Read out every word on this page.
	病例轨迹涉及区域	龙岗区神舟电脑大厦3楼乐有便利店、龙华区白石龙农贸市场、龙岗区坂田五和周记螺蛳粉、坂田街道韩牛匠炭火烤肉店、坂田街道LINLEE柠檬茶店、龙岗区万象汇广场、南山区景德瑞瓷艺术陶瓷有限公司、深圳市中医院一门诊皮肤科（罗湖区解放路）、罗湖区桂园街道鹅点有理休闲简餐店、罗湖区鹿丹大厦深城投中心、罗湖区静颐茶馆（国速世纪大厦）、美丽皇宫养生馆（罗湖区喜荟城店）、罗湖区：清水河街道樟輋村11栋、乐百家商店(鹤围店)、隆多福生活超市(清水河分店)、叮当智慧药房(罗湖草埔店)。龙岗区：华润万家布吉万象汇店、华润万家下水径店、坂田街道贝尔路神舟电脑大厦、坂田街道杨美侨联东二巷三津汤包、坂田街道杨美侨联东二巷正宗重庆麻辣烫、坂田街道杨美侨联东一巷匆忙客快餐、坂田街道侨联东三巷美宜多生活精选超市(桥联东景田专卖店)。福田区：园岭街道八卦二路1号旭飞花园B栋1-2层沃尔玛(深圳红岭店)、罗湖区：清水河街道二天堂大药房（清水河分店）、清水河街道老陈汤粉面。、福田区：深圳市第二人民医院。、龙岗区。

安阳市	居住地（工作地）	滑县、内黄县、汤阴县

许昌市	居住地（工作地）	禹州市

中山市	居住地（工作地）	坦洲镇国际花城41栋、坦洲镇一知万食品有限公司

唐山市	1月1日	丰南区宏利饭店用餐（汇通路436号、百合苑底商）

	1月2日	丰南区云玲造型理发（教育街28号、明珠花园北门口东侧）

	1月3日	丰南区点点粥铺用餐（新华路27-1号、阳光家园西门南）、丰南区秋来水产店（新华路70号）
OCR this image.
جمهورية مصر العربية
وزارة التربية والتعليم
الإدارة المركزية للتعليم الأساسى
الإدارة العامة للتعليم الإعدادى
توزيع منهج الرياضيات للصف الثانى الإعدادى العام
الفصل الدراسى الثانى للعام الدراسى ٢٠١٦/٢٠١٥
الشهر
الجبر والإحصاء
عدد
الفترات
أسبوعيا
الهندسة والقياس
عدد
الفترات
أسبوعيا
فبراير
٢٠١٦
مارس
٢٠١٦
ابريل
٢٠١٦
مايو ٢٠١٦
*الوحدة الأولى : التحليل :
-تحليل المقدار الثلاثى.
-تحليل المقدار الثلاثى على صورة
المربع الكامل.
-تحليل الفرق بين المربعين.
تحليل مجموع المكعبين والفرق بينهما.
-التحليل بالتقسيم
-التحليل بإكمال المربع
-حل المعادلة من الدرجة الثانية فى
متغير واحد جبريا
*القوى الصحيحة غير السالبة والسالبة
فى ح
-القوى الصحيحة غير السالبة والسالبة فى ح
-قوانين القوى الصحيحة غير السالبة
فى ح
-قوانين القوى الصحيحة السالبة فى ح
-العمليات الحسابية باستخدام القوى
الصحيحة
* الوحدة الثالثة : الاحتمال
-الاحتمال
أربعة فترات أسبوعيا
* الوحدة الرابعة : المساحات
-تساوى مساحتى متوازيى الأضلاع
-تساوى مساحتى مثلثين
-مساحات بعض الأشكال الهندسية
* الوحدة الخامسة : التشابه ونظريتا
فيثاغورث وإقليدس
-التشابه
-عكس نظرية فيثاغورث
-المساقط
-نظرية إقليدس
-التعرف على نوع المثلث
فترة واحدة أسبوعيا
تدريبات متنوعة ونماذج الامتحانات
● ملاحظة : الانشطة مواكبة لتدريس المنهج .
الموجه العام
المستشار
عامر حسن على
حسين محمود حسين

==

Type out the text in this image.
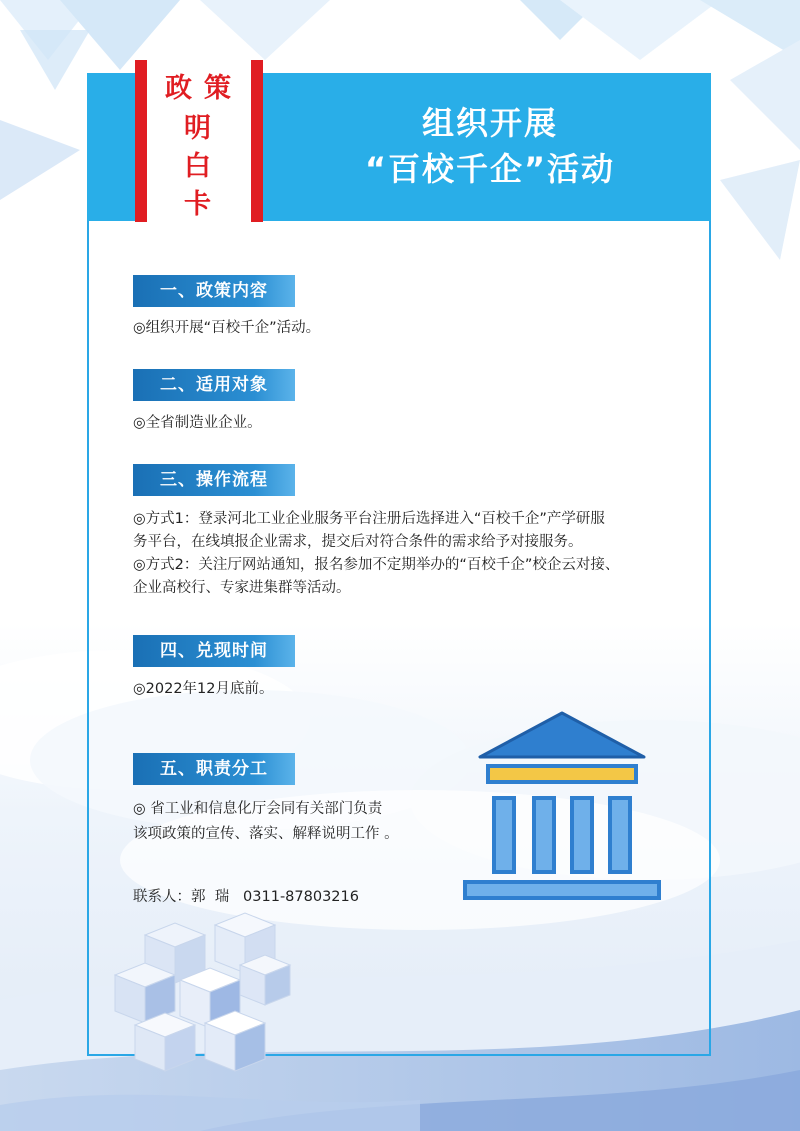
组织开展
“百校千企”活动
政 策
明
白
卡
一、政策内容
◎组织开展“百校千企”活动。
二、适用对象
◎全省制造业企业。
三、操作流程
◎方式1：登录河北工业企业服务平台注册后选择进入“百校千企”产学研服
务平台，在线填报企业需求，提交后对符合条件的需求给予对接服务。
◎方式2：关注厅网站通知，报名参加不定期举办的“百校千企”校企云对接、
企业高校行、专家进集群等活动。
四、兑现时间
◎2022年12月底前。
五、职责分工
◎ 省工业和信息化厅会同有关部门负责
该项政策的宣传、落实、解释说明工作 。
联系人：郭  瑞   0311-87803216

WHAT YOU ARE ASKED TO DO: Give nothing but the number of lines containing the string "الإدارة".

FINAL RESULT: 2